Exercise description
Below are some records; return each one exactly.

Some records
»»
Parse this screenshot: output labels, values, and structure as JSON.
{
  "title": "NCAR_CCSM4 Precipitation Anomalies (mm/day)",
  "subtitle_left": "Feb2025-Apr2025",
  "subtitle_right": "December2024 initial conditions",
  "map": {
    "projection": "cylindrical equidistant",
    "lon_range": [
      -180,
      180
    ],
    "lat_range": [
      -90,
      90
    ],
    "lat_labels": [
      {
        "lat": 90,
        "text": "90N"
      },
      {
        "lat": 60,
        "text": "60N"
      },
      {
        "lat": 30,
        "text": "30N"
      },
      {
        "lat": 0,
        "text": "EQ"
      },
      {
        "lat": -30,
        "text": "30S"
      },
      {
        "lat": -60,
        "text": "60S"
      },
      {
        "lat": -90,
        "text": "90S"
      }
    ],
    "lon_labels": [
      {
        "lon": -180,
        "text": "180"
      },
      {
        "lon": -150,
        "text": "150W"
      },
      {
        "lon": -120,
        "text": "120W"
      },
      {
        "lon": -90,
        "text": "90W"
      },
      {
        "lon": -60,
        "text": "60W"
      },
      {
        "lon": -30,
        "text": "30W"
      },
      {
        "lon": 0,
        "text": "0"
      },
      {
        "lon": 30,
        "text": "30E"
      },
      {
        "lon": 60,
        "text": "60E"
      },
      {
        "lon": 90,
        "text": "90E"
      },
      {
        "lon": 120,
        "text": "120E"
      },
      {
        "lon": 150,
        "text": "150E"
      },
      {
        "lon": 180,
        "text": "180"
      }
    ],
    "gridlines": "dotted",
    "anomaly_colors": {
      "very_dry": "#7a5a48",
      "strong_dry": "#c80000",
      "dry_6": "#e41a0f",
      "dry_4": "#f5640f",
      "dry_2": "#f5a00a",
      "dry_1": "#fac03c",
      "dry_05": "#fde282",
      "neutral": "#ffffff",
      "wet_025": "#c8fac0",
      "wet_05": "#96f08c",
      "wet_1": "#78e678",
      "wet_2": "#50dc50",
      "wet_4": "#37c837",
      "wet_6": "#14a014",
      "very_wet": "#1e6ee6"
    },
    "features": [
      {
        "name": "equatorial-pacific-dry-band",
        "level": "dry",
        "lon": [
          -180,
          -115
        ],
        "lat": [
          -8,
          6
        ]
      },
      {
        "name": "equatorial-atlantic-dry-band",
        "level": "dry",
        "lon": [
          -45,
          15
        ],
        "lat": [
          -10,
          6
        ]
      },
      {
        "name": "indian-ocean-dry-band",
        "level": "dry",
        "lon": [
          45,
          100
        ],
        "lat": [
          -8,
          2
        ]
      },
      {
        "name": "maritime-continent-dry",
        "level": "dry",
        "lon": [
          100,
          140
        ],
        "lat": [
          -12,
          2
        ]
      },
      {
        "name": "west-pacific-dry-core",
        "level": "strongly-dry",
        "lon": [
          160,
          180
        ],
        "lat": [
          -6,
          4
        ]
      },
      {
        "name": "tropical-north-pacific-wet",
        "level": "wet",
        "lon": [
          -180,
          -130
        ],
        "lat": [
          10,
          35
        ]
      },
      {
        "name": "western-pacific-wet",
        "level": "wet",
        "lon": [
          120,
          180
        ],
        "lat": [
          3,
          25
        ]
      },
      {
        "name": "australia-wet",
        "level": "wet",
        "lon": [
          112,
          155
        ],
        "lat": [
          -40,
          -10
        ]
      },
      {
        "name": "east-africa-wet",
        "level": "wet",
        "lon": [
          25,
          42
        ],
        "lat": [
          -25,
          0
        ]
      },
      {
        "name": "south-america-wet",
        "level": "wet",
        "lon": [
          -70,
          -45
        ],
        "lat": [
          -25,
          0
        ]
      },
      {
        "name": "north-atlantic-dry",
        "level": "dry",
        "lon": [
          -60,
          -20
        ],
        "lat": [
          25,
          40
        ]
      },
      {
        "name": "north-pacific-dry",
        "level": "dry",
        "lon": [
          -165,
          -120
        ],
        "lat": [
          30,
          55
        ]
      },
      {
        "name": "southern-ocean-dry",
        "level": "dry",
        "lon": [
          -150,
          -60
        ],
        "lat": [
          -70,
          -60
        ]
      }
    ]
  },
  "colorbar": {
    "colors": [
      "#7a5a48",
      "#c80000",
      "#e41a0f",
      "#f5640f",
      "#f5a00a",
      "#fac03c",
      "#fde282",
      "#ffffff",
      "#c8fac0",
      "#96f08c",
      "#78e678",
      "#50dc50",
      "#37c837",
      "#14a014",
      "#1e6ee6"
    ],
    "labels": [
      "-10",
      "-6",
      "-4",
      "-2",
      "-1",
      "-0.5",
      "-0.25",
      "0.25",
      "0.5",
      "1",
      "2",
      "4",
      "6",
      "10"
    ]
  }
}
««
Solution for this problem
Parse this screenshot: output labels, values, and structure as JSON.
{
  "title": "NCAR_CCSM4 Precipitation Anomalies (mm/day)",
  "subtitle_left": "Feb2025-Apr2025",
  "subtitle_right": "December2024 initial conditions",
  "map": {
    "projection": "cylindrical equidistant",
    "lon_range": [
      -180,
      180
    ],
    "lat_range": [
      -90,
      90
    ],
    "lat_labels": [
      {
        "lat": 90,
        "text": "90N"
      },
      {
        "lat": 60,
        "text": "60N"
      },
      {
        "lat": 30,
        "text": "30N"
      },
      {
        "lat": 0,
        "text": "EQ"
      },
      {
        "lat": -30,
        "text": "30S"
      },
      {
        "lat": -60,
        "text": "60S"
      },
      {
        "lat": -90,
        "text": "90S"
      }
    ],
    "lon_labels": [
      {
        "lon": -180,
        "text": "180"
      },
      {
        "lon": -150,
        "text": "150W"
      },
      {
        "lon": -120,
        "text": "120W"
      },
      {
        "lon": -90,
        "text": "90W"
      },
      {
        "lon": -60,
        "text": "60W"
      },
      {
        "lon": -30,
        "text": "30W"
      },
      {
        "lon": 0,
        "text": "0"
      },
      {
        "lon": 30,
        "text": "30E"
      },
      {
        "lon": 60,
        "text": "60E"
      },
      {
        "lon": 90,
        "text": "90E"
      },
      {
        "lon": 120,
        "text": "120E"
      },
      {
        "lon": 150,
        "text": "150E"
      },
      {
        "lon": 180,
        "text": "180"
      }
    ],
    "gridlines": "dotted",
    "anomaly_colors": {
      "very_dry": "#7a5a48",
      "strong_dry": "#c80000",
      "dry_6": "#e41a0f",
      "dry_4": "#f5640f",
      "dry_2": "#f5a00a",
      "dry_1": "#fac03c",
      "dry_05": "#fde282",
      "neutral": "#ffffff",
      "wet_025": "#c8fac0",
      "wet_05": "#96f08c",
      "wet_1": "#78e678",
      "wet_2": "#50dc50",
      "wet_4": "#37c837",
      "wet_6": "#14a014",
      "very_wet": "#1e6ee6"
    },
    "features": [
      {
        "name": "equatorial-pacific-dry-band",
        "level": "dry",
        "lon": [
          -180,
          -115
        ],
        "lat": [
          -8,
          6
        ]
      },
      {
        "name": "equatorial-atlantic-dry-band",
        "level": "dry",
        "lon": [
          -45,
          15
        ],
        "lat": [
          -10,
          6
        ]
      },
      {
        "name": "indian-ocean-dry-band",
        "level": "dry",
        "lon": [
          45,
          100
        ],
        "lat": [
          -8,
          2
        ]
      },
      {
        "name": "maritime-continent-dry",
        "level": "dry",
        "lon": [
          100,
          140
        ],
        "lat": [
          -12,
          2
        ]
      },
      {
        "name": "west-pacific-dry-core",
        "level": "strongly-dry",
        "lon": [
          160,
          180
        ],
        "lat": [
          -6,
          4
        ]
      },
      {
        "name": "tropical-north-pacific-wet",
        "level": "wet",
        "lon": [
          -180,
          -130
        ],
        "lat": [
          10,
          35
        ]
      },
      {
        "name": "western-pacific-wet",
        "level": "wet",
        "lon": [
          120,
          180
        ],
        "lat": [
          3,
          25
        ]
      },
      {
        "name": "australia-wet",
        "level": "wet",
        "lon": [
          112,
          155
        ],
        "lat": [
          -40,
          -10
        ]
      },
      {
        "name": "east-africa-wet",
        "level": "wet",
        "lon": [
          25,
          42
        ],
        "lat": [
          -25,
          0
        ]
      },
      {
        "name": "south-america-wet",
        "level": "wet",
        "lon": [
          -70,
          -45
        ],
        "lat": [
          -25,
          0
        ]
      },
      {
        "name": "north-atlantic-dry",
        "level": "dry",
        "lon": [
          -60,
          -20
        ],
        "lat": [
          25,
          40
        ]
      },
      {
        "name": "north-pacific-dry",
        "level": "dry",
        "lon": [
          -165,
          -120
        ],
        "lat": [
          30,
          55
        ]
      },
      {
        "name": "southern-ocean-dry",
        "level": "dry",
        "lon": [
          -150,
          -60
        ],
        "lat": [
          -70,
          -60
        ]
      }
    ]
  },
  "colorbar": {
    "colors": [
      "#7a5a48",
      "#c80000",
      "#e41a0f",
      "#f5640f",
      "#f5a00a",
      "#fac03c",
      "#fde282",
      "#ffffff",
      "#c8fac0",
      "#96f08c",
      "#78e678",
      "#50dc50",
      "#37c837",
      "#14a014",
      "#1e6ee6"
    ],
    "labels": [
      "-10",
      "-6",
      "-4",
      "-2",
      "-1",
      "-0.5",
      "-0.25",
      "0.25",
      "0.5",
      "1",
      "2",
      "4",
      "6",
      "10"
    ]
  }
}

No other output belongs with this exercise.